*** MATERIAL FOR THIS TASK ***

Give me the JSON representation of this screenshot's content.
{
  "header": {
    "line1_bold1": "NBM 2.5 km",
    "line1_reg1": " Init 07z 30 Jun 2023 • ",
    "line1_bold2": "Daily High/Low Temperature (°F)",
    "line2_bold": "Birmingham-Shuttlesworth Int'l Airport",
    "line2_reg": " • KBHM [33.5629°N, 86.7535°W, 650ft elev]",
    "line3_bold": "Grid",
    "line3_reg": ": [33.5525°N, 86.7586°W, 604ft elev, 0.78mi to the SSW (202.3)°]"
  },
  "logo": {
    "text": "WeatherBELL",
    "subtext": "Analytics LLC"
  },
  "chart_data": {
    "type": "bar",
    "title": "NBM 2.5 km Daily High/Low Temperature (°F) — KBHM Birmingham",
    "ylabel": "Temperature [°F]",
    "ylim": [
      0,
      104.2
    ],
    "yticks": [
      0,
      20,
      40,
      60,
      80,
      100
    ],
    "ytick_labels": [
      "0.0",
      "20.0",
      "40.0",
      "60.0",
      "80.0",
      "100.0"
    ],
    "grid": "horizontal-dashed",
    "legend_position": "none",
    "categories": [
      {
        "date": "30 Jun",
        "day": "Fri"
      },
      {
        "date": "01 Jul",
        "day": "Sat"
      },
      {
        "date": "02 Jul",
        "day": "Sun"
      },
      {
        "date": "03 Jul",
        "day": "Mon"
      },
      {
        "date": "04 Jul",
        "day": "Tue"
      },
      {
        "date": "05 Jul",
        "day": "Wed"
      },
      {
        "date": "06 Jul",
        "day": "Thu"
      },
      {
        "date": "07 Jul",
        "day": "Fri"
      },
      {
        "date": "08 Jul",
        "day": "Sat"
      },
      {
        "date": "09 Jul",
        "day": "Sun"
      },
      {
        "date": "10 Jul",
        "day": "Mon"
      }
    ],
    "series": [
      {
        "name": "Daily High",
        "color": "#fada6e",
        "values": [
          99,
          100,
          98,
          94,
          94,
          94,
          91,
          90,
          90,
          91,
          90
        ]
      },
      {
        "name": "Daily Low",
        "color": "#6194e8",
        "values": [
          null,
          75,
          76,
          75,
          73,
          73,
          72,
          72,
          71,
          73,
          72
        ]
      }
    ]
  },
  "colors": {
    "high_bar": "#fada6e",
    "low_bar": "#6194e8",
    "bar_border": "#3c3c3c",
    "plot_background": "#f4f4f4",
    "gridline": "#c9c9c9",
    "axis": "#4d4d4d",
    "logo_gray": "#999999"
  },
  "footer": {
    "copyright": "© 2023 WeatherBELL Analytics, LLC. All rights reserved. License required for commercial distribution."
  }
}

***
*** MATERIAL FOR THIS TASK ***

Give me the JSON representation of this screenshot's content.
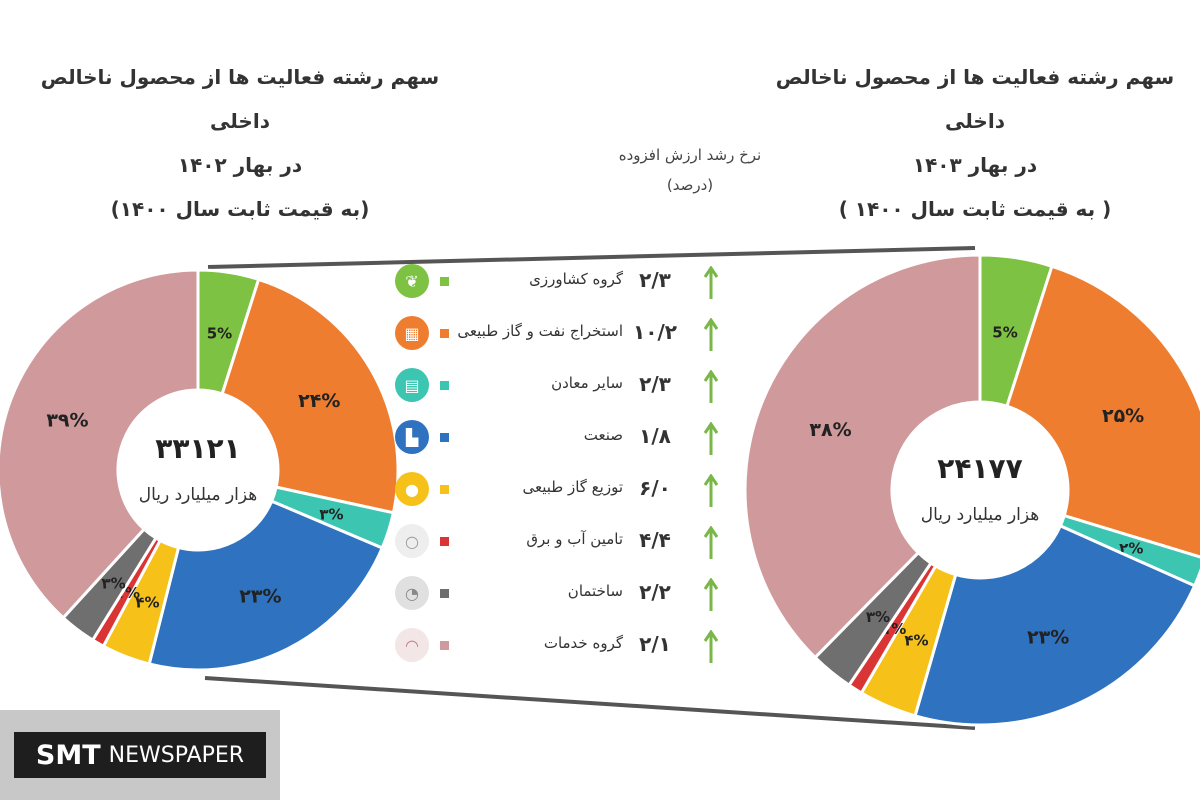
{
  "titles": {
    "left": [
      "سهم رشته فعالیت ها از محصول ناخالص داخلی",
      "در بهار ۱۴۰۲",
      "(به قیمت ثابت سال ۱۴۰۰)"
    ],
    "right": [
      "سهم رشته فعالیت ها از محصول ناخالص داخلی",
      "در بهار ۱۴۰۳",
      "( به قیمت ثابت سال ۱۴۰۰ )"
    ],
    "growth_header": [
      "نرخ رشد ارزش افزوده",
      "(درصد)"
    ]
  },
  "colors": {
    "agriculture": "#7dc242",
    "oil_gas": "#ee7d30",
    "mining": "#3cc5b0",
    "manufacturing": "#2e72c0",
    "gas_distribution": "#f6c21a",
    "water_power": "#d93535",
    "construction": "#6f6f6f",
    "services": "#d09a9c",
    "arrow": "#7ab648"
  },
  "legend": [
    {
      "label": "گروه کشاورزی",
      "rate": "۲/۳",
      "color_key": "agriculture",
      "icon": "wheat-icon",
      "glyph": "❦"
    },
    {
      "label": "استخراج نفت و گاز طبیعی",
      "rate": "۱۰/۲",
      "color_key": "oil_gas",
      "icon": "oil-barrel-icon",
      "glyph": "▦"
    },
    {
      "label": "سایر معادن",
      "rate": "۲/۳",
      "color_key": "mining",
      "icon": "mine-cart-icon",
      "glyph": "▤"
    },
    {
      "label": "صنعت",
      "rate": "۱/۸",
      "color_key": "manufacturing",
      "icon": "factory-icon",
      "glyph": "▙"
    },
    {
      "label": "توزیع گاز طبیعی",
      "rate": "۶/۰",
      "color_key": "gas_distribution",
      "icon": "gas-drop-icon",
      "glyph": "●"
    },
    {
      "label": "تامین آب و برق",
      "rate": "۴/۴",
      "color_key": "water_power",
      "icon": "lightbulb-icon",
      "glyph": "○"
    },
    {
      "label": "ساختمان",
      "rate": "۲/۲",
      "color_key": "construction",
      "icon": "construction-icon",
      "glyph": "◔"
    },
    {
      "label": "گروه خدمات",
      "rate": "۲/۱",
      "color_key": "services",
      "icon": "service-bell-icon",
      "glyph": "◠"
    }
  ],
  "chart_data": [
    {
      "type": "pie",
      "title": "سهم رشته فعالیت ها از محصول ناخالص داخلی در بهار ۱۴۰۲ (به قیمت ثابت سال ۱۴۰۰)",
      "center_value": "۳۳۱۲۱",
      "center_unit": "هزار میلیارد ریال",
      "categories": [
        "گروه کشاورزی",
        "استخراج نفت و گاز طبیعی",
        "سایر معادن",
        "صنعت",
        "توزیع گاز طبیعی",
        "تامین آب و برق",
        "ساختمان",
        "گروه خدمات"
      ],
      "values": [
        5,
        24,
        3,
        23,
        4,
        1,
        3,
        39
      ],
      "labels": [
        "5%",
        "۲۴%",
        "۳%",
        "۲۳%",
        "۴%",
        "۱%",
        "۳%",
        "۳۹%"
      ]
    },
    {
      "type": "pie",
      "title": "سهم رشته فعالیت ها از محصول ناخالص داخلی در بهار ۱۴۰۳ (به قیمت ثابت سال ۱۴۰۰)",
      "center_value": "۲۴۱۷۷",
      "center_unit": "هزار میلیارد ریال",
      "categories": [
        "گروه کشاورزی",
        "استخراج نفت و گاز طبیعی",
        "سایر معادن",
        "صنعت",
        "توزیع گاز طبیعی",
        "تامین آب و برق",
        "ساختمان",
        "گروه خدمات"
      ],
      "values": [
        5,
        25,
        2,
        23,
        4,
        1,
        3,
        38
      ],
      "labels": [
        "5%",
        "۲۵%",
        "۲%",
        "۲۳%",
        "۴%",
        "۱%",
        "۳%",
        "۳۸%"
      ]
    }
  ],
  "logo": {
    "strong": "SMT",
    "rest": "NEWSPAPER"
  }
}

***

PROBLEM:
Which lines above contain the word "KBHM"? Copy each of them.

EXERCISE RESPONSE:
    "line2_reg": " • KBHM [33.5629°N, 86.7535°W, 650ft elev]",
    "title": "NBM 2.5 km Daily High/Low Temperature (°F) — KBHM Birmingham",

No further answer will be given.